▸ **GIVEN REQUEST**
Arrange every line of the rows below as a single numbered list. Leave out the blank lines and the pictures.

▸ **MATERIAL PROVIDED**
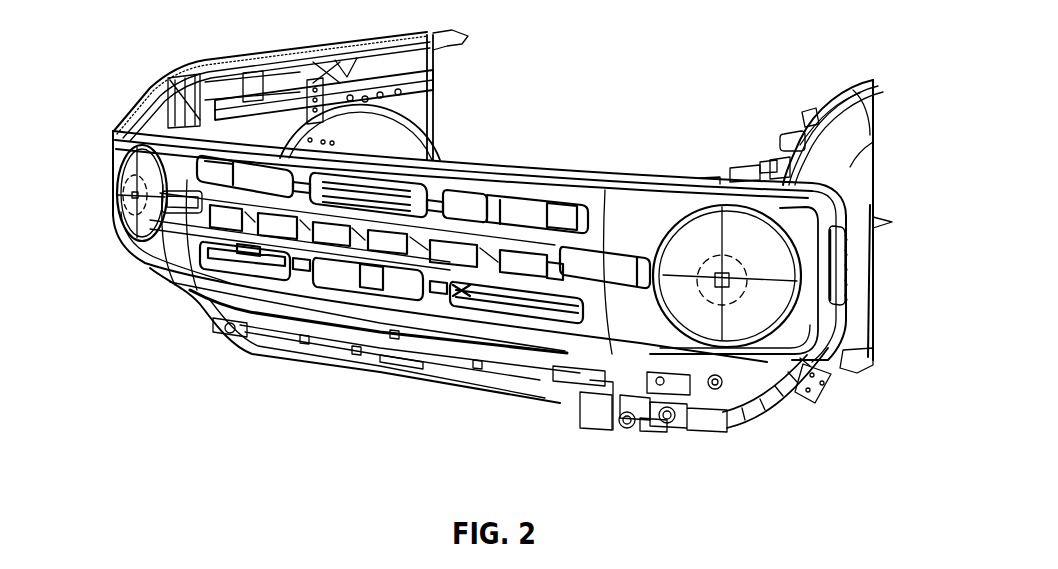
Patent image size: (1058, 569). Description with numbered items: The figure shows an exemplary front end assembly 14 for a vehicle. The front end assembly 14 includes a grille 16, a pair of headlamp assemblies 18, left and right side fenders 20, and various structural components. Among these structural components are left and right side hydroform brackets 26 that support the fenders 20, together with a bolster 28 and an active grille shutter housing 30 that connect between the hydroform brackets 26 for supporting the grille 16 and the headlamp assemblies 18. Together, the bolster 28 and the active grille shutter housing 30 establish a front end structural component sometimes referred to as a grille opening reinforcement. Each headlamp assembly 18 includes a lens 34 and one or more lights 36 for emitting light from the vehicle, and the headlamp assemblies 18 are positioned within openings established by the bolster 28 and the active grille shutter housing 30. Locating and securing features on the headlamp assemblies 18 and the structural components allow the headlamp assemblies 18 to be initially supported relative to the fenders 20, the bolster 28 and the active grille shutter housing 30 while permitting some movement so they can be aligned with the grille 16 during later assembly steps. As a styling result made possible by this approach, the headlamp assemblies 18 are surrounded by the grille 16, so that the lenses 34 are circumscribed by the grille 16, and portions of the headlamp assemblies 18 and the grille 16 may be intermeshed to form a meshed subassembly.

The front end assembly 14 is at (690, 63).
The grille 16 is at (623, 323).
The headlamp assembly 18 is at (132, 222).
The side fender 20 is at (318, 42).
The hydroform bracket 26 is at (403, 90).
The bolster 28 is at (200, 80).
The active grille shutter housing 30 is at (382, 350).
The lens 34 is at (124, 171).
The light 36 is at (116, 208).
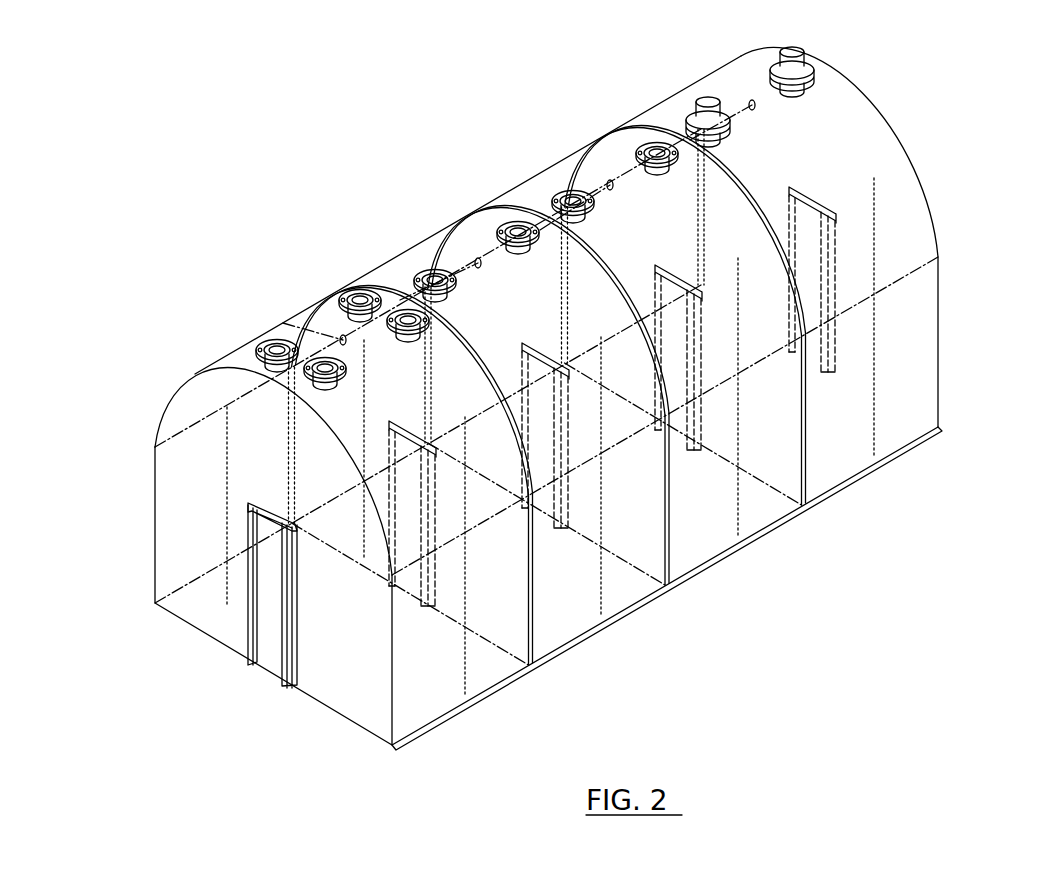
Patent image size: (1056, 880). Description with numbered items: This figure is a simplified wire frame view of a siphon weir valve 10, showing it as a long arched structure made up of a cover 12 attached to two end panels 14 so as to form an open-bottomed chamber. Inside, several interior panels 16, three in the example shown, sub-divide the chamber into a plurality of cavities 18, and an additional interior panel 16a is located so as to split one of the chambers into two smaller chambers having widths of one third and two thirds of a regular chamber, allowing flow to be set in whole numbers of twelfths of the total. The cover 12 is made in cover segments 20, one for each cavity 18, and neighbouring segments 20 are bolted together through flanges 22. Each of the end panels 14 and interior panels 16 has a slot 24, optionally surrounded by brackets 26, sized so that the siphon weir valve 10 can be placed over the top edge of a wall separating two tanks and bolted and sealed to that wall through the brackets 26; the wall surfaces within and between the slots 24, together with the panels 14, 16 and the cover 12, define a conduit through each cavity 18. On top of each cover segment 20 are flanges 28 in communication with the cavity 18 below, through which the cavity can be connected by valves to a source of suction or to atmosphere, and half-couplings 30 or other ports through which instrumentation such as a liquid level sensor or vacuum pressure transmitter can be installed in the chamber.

The siphon weir valve 10 is at (962, 94).
The cover 12 is at (913, 350).
The end panels 14 is at (928, 217).
The interior panels 16 is at (507, 633).
The additional interior panel 16a is at (420, 697).
The cavities 18 is at (722, 532).
The cover segments 20 is at (848, 117).
The flanges 22 is at (342, 291).
The slot 24 is at (270, 663).
The brackets 26 is at (293, 627).
The flanges 28 is at (477, 257).
The half-couplings 30 is at (422, 245).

▸ **FINAL ANSWER**
1. Patent image size: (1058, 569). Description with numbered items: The figure shows an exemplary front end assembly 14 for a vehicle. The front end assembly 14 includes a grille 16, a pair of headlamp assemblies 18, left and right side fenders 20, and various structural components. Among these structural components are left and right side hydroform brackets 26 that support the fenders 20, together with a bolster 28 and an active grille shutter housing 30 that connect between the hydroform brackets 26 for supporting the grille 16 and the headlamp assemblies 18. Together, the bolster 28 and the active grille shutter housing 30 establish a front end structural component sometimes referred to as a grille opening reinforcement. Each headlamp assembly 18 includes a lens 34 and one or more lights 36 for emitting light from the vehicle, and the headlamp assemblies 18 are positioned within openings established by the bolster 28 and the active grille shutter housing 30. Locating and securing features on the headlamp assemblies 18 and the structural components allow the headlamp assemblies 18 to be initially supported relative to the fenders 20, the bolster 28 and the active grille shutter housing 30 while permitting some movement so they can be aligned with the grille 16 during later assembly steps. As a styling result made possible by this approach, the headlamp assemblies 18 are surrounded by the grille 16, so that the lenses 34 are circumscribed by the grille 16, and portions of the headlamp assemblies 18 and the grille 16 may be intermeshed to form a meshed subassembly.
2. The front end assembly 14 is at (690, 63).
3. The grille 16 is at (623, 323).
4. The headlamp assembly 18 is at (132, 222).
5. The side fender 20 is at (318, 42).
6. The hydroform bracket 26 is at (403, 90).
7. The bolster 28 is at (200, 80).
8. The active grille shutter housing 30 is at (382, 350).
9. The lens 34 is at (124, 171).
10. The light 36 is at (116, 208).
11. Patent image size: (1056, 880). Description with numbered items: This figure is a simplified wire frame view of a siphon weir valve 10, showing it as a long arched structure made up of a cover 12 attached to two end panels 14 so as to form an open-bottomed chamber. Inside, several interior panels 16, three in the example shown, sub-divide the chamber into a plurality of cavities 18, and an additional interior panel 16a is located so as to split one of the chambers into two smaller chambers having widths of one third and two thirds of a regular chamber, allowing flow to be set in whole numbers of twelfths of the total. The cover 12 is made in cover segments 20, one for each cavity 18, and neighbouring segments 20 are bolted together through flanges 22. Each of the end panels 14 and interior panels 16 has a slot 24, optionally surrounded by brackets 26, sized so that the siphon weir valve 10 can be placed over the top edge of a wall separating two tanks and bolted and sealed to that wall through the brackets 26; the wall surfaces within and between the slots 24, together with the panels 14, 16 and the cover 12, define a conduit through each cavity 18. On top of each cover segment 20 are flanges 28 in communication with the cavity 18 below, through which the cavity can be connected by valves to a source of suction or to atmosphere, and half-couplings 30 or other ports through which instrumentation such as a liquid level sensor or vacuum pressure transmitter can be installed in the chamber.
12. The siphon weir valve 10 is at (962, 94).
13. The cover 12 is at (913, 350).
14. The end panels 14 is at (928, 217).
15. The interior panels 16 is at (507, 633).
16. The additional interior panel 16a is at (420, 697).
17. The cavities 18 is at (722, 532).
18. The cover segments 20 is at (848, 117).
19. The flanges 22 is at (342, 291).
20. The slot 24 is at (270, 663).
21. The brackets 26 is at (293, 627).
22. The flanges 28 is at (477, 257).
23. The half-couplings 30 is at (422, 245).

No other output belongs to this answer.